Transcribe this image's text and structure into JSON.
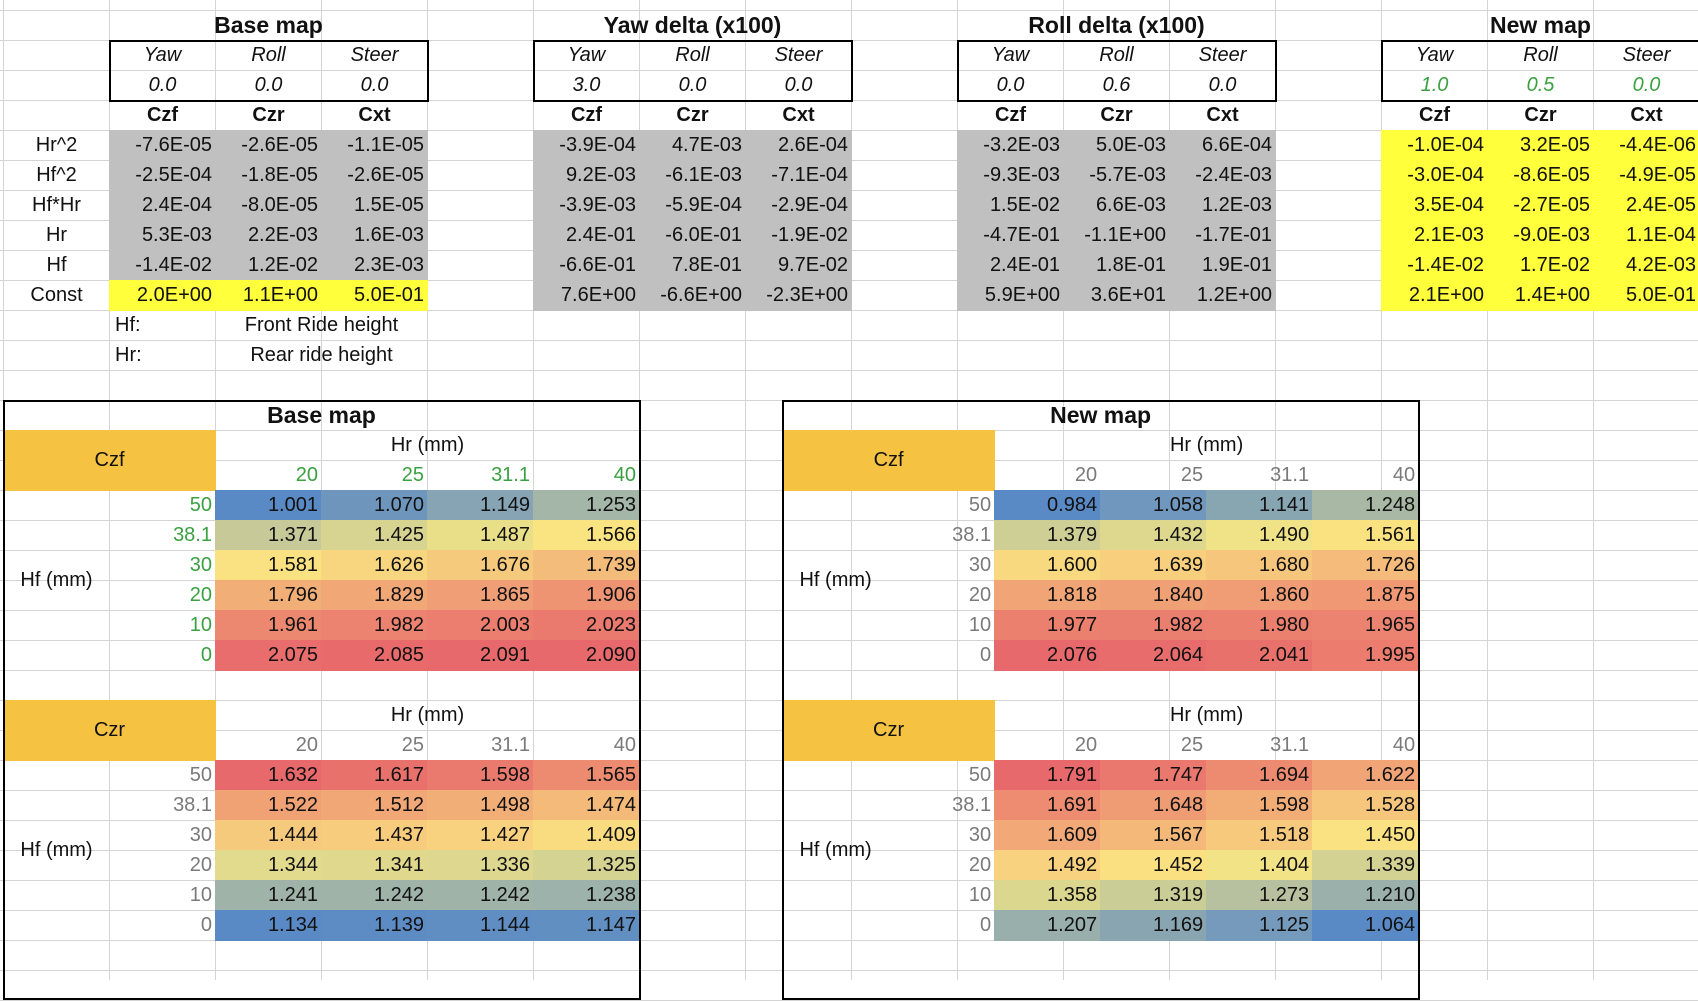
{
  "panels": [
    {
      "title": "Base map",
      "params": {
        "headers": [
          "Yaw",
          "Roll",
          "Steer"
        ],
        "values": [
          "0.0",
          "0.0",
          "0.0"
        ],
        "value_color": "black"
      },
      "coef_headers": [
        "Czf",
        "Czr",
        "Cxt"
      ],
      "rows": [
        {
          "label": "Hr^2",
          "values": [
            "-7.6E-05",
            "-2.6E-05",
            "-1.1E-05"
          ],
          "style": "gray"
        },
        {
          "label": "Hf^2",
          "values": [
            "-2.5E-04",
            "-1.8E-05",
            "-2.6E-05"
          ],
          "style": "gray"
        },
        {
          "label": "Hf*Hr",
          "values": [
            "2.4E-04",
            "-8.0E-05",
            "1.5E-05"
          ],
          "style": "gray"
        },
        {
          "label": "Hr",
          "values": [
            "5.3E-03",
            "2.2E-03",
            "1.6E-03"
          ],
          "style": "gray"
        },
        {
          "label": "Hf",
          "values": [
            "-1.4E-02",
            "1.2E-02",
            "2.3E-03"
          ],
          "style": "gray"
        },
        {
          "label": "Const",
          "values": [
            "2.0E+00",
            "1.1E+00",
            "5.0E-01"
          ],
          "style": "yel"
        }
      ]
    },
    {
      "title": "Yaw delta (x100)",
      "params": {
        "headers": [
          "Yaw",
          "Roll",
          "Steer"
        ],
        "values": [
          "3.0",
          "0.0",
          "0.0"
        ],
        "value_color": "black"
      },
      "coef_headers": [
        "Czf",
        "Czr",
        "Cxt"
      ],
      "rows": [
        {
          "values": [
            "-3.9E-04",
            "4.7E-03",
            "2.6E-04"
          ],
          "style": "gray"
        },
        {
          "values": [
            "9.2E-03",
            "-6.1E-03",
            "-7.1E-04"
          ],
          "style": "gray"
        },
        {
          "values": [
            "-3.9E-03",
            "-5.9E-04",
            "-2.9E-04"
          ],
          "style": "gray"
        },
        {
          "values": [
            "2.4E-01",
            "-6.0E-01",
            "-1.9E-02"
          ],
          "style": "gray"
        },
        {
          "values": [
            "-6.6E-01",
            "7.8E-01",
            "9.7E-02"
          ],
          "style": "gray"
        },
        {
          "values": [
            "7.6E+00",
            "-6.6E+00",
            "-2.3E+00"
          ],
          "style": "gray"
        }
      ]
    },
    {
      "title": "Roll delta (x100)",
      "params": {
        "headers": [
          "Yaw",
          "Roll",
          "Steer"
        ],
        "values": [
          "0.0",
          "0.6",
          "0.0"
        ],
        "value_color": "black"
      },
      "coef_headers": [
        "Czf",
        "Czr",
        "Cxt"
      ],
      "rows": [
        {
          "values": [
            "-3.2E-03",
            "5.0E-03",
            "6.6E-04"
          ],
          "style": "gray"
        },
        {
          "values": [
            "-9.3E-03",
            "-5.7E-03",
            "-2.4E-03"
          ],
          "style": "gray"
        },
        {
          "values": [
            "1.5E-02",
            "6.6E-03",
            "1.2E-03"
          ],
          "style": "gray"
        },
        {
          "values": [
            "-4.7E-01",
            "-1.1E+00",
            "-1.7E-01"
          ],
          "style": "gray"
        },
        {
          "values": [
            "2.4E-01",
            "1.8E-01",
            "1.9E-01"
          ],
          "style": "gray"
        },
        {
          "values": [
            "5.9E+00",
            "3.6E+01",
            "1.2E+00"
          ],
          "style": "gray"
        }
      ]
    },
    {
      "title": "New map",
      "params": {
        "headers": [
          "Yaw",
          "Roll",
          "Steer"
        ],
        "values": [
          "1.0",
          "0.5",
          "0.0"
        ],
        "value_color": "green"
      },
      "coef_headers": [
        "Czf",
        "Czr",
        "Cxt"
      ],
      "rows": [
        {
          "values": [
            "-1.0E-04",
            "3.2E-05",
            "-4.4E-06"
          ],
          "style": "yel"
        },
        {
          "values": [
            "-3.0E-04",
            "-8.6E-05",
            "-4.9E-05"
          ],
          "style": "yel"
        },
        {
          "values": [
            "3.5E-04",
            "-2.7E-05",
            "2.4E-05"
          ],
          "style": "yel"
        },
        {
          "values": [
            "2.1E-03",
            "-9.0E-03",
            "1.1E-04"
          ],
          "style": "yel"
        },
        {
          "values": [
            "-1.4E-02",
            "1.7E-02",
            "4.2E-03"
          ],
          "style": "yel"
        },
        {
          "values": [
            "2.1E+00",
            "1.4E+00",
            "5.0E-01"
          ],
          "style": "yel"
        }
      ]
    }
  ],
  "legend": [
    {
      "key": "Hf:",
      "text": "Front Ride height"
    },
    {
      "key": "Hr:",
      "text": "Rear ride height"
    }
  ],
  "maps": [
    {
      "title": "Base map",
      "blocks": [
        {
          "name": "Czf",
          "col_axis": "Hr (mm)",
          "row_axis": "Hf (mm)",
          "cols": [
            "20",
            "25",
            "31.1",
            "40"
          ],
          "rows": [
            "50",
            "38.1",
            "30",
            "20",
            "10",
            "0"
          ],
          "label_color": "green",
          "values": [
            [
              "1.001",
              "1.070",
              "1.149",
              "1.253"
            ],
            [
              "1.371",
              "1.425",
              "1.487",
              "1.566"
            ],
            [
              "1.581",
              "1.626",
              "1.676",
              "1.739"
            ],
            [
              "1.796",
              "1.829",
              "1.865",
              "1.906"
            ],
            [
              "1.961",
              "1.982",
              "2.003",
              "2.023"
            ],
            [
              "2.075",
              "2.085",
              "2.091",
              "2.090"
            ]
          ]
        },
        {
          "name": "Czr",
          "col_axis": "Hr (mm)",
          "row_axis": "Hf (mm)",
          "cols": [
            "20",
            "25",
            "31.1",
            "40"
          ],
          "rows": [
            "50",
            "38.1",
            "30",
            "20",
            "10",
            "0"
          ],
          "label_color": "gray",
          "values": [
            [
              "1.632",
              "1.617",
              "1.598",
              "1.565"
            ],
            [
              "1.522",
              "1.512",
              "1.498",
              "1.474"
            ],
            [
              "1.444",
              "1.437",
              "1.427",
              "1.409"
            ],
            [
              "1.344",
              "1.341",
              "1.336",
              "1.325"
            ],
            [
              "1.241",
              "1.242",
              "1.242",
              "1.238"
            ],
            [
              "1.134",
              "1.139",
              "1.144",
              "1.147"
            ]
          ]
        }
      ]
    },
    {
      "title": "New map",
      "blocks": [
        {
          "name": "Czf",
          "col_axis": "Hr (mm)",
          "row_axis": "Hf (mm)",
          "cols": [
            "20",
            "25",
            "31.1",
            "40"
          ],
          "rows": [
            "50",
            "38.1",
            "30",
            "20",
            "10",
            "0"
          ],
          "label_color": "gray",
          "values": [
            [
              "0.984",
              "1.058",
              "1.141",
              "1.248"
            ],
            [
              "1.379",
              "1.432",
              "1.490",
              "1.561"
            ],
            [
              "1.600",
              "1.639",
              "1.680",
              "1.726"
            ],
            [
              "1.818",
              "1.840",
              "1.860",
              "1.875"
            ],
            [
              "1.977",
              "1.982",
              "1.980",
              "1.965"
            ],
            [
              "2.076",
              "2.064",
              "2.041",
              "1.995"
            ]
          ]
        },
        {
          "name": "Czr",
          "col_axis": "Hr (mm)",
          "row_axis": "Hf (mm)",
          "cols": [
            "20",
            "25",
            "31.1",
            "40"
          ],
          "rows": [
            "50",
            "38.1",
            "30",
            "20",
            "10",
            "0"
          ],
          "label_color": "gray",
          "values": [
            [
              "1.791",
              "1.747",
              "1.694",
              "1.622"
            ],
            [
              "1.691",
              "1.648",
              "1.598",
              "1.528"
            ],
            [
              "1.609",
              "1.567",
              "1.518",
              "1.450"
            ],
            [
              "1.492",
              "1.452",
              "1.404",
              "1.339"
            ],
            [
              "1.358",
              "1.319",
              "1.273",
              "1.210"
            ],
            [
              "1.207",
              "1.169",
              "1.125",
              "1.064"
            ]
          ]
        }
      ]
    }
  ],
  "colors": {
    "coef_gray": "#c0c0c0",
    "const_yellow": "#ffff3b",
    "header_orange": "#f5c242",
    "label_green": "#3aa141",
    "scale_low": "#5a8ac6",
    "scale_mid": "#fbe982",
    "scale_high": "#e8696b"
  }
}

+-------+

Search the records above for "text". Copy each line where it is found.

Transcribe this image's text and structure into JSON.
      "text": "Front Ride height"
      "text": "Rear ride height"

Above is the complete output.